**** Data listing

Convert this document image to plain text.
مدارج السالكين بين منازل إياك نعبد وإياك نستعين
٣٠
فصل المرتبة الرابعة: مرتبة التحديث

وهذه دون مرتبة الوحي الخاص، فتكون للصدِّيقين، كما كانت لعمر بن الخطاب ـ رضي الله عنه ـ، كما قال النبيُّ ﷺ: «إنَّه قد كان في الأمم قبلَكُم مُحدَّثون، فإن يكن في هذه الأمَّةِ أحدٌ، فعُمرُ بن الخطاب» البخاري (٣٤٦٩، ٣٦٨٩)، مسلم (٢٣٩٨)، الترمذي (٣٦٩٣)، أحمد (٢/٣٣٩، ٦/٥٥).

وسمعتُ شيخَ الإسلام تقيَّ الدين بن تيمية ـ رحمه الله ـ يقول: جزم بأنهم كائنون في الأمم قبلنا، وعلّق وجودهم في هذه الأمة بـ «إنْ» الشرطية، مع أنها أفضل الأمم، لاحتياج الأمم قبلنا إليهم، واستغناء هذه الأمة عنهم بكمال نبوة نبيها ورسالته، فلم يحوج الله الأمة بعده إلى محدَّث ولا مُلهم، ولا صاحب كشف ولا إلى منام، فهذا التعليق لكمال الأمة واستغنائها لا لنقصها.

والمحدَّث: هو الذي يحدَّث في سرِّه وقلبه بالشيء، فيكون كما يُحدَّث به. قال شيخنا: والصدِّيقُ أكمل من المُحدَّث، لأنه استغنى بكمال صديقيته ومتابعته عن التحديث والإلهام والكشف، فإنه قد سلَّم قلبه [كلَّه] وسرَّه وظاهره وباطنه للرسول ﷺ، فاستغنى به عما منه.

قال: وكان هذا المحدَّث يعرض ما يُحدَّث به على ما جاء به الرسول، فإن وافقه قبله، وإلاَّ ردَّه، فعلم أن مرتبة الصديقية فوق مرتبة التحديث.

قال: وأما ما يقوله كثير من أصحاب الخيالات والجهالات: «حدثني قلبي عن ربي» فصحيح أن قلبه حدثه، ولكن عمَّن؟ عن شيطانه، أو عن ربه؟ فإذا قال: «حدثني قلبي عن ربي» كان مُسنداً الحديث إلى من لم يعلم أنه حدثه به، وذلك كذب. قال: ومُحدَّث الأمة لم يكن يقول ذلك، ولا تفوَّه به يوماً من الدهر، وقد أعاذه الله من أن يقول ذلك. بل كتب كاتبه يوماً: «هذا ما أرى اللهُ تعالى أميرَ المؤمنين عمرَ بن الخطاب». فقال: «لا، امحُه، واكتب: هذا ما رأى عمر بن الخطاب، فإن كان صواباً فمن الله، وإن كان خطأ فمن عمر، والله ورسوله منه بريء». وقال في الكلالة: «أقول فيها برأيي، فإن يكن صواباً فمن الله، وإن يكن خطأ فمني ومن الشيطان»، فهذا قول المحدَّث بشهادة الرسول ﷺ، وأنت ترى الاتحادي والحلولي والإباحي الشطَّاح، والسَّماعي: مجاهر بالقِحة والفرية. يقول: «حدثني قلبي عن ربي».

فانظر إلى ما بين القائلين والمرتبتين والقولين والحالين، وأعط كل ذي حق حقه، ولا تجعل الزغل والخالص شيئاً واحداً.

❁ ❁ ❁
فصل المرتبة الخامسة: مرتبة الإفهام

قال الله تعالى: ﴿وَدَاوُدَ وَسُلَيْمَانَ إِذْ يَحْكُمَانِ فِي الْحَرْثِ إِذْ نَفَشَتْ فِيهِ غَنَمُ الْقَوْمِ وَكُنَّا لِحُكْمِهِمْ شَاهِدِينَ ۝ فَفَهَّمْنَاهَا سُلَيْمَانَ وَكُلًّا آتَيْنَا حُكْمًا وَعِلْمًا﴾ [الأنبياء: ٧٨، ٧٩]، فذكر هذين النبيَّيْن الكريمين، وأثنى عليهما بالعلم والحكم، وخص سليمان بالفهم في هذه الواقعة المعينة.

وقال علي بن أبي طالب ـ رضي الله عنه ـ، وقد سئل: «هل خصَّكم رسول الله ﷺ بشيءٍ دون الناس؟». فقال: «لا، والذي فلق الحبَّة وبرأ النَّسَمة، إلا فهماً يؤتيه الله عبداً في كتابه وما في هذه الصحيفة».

********
**** Data listing

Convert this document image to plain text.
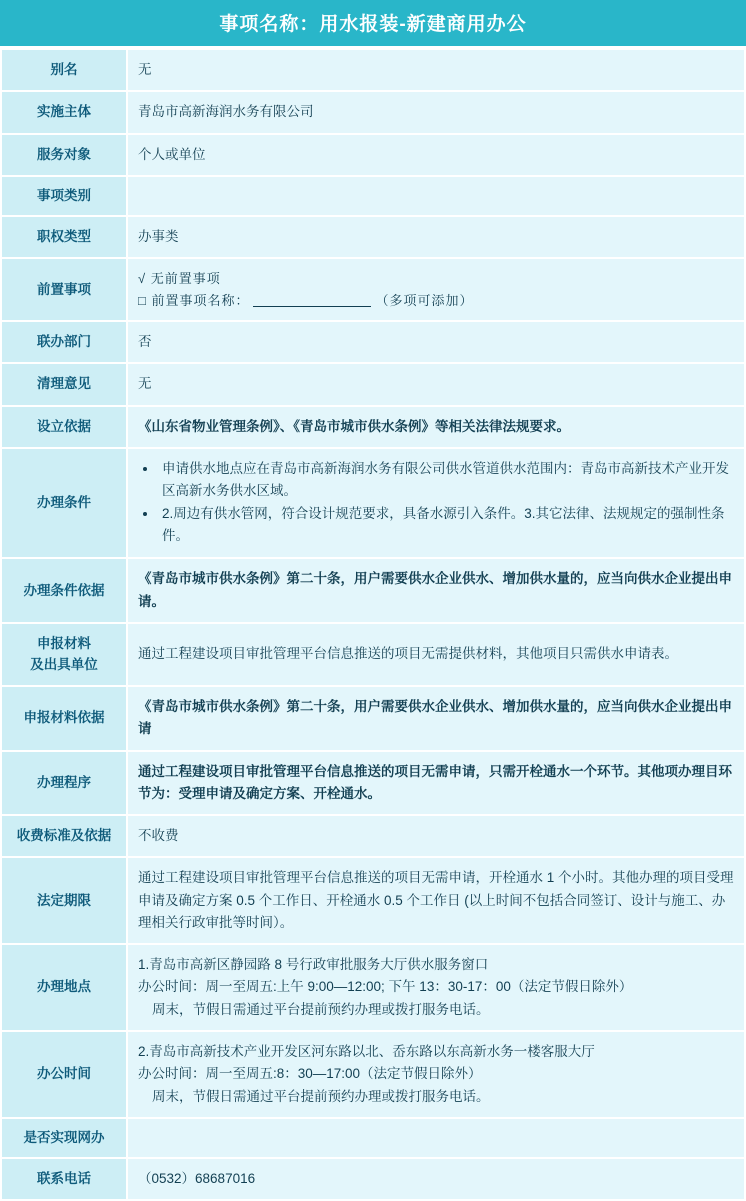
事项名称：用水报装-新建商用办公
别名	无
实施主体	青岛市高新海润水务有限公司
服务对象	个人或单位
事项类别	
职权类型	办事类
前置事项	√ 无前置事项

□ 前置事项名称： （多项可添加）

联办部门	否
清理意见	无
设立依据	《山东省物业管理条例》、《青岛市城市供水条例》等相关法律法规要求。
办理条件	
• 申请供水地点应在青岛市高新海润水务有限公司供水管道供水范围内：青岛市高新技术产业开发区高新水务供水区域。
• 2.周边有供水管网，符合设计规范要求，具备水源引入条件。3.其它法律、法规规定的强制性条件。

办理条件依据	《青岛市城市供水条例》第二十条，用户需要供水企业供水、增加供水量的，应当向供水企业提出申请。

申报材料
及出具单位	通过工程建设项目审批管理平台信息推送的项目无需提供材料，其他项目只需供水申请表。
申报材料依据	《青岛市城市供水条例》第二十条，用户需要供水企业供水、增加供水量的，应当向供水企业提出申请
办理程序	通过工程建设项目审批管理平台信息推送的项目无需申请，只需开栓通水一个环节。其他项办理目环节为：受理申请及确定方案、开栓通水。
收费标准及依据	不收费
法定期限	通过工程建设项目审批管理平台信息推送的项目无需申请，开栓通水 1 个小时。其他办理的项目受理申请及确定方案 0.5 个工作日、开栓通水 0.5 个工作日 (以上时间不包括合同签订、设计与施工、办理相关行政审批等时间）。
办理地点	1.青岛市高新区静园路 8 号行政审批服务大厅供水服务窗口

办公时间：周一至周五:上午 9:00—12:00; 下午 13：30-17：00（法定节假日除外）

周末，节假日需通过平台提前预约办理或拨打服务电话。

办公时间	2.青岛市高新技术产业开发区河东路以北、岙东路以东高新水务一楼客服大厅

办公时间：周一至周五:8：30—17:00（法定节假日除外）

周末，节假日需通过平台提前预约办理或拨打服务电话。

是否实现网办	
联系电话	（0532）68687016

********

§ **Problem details**
Find every line above that contains the word "增加供水量的", and return each one.

§ **Solution**
办理条件依据	《青岛市城市供水条例》第二十条，用户需要供水企业供水、增加供水量的，应当向供水企业提出申请。
申报材料依据	《青岛市城市供水条例》第二十条，用户需要供水企业供水、增加供水量的，应当向供水企业提出申请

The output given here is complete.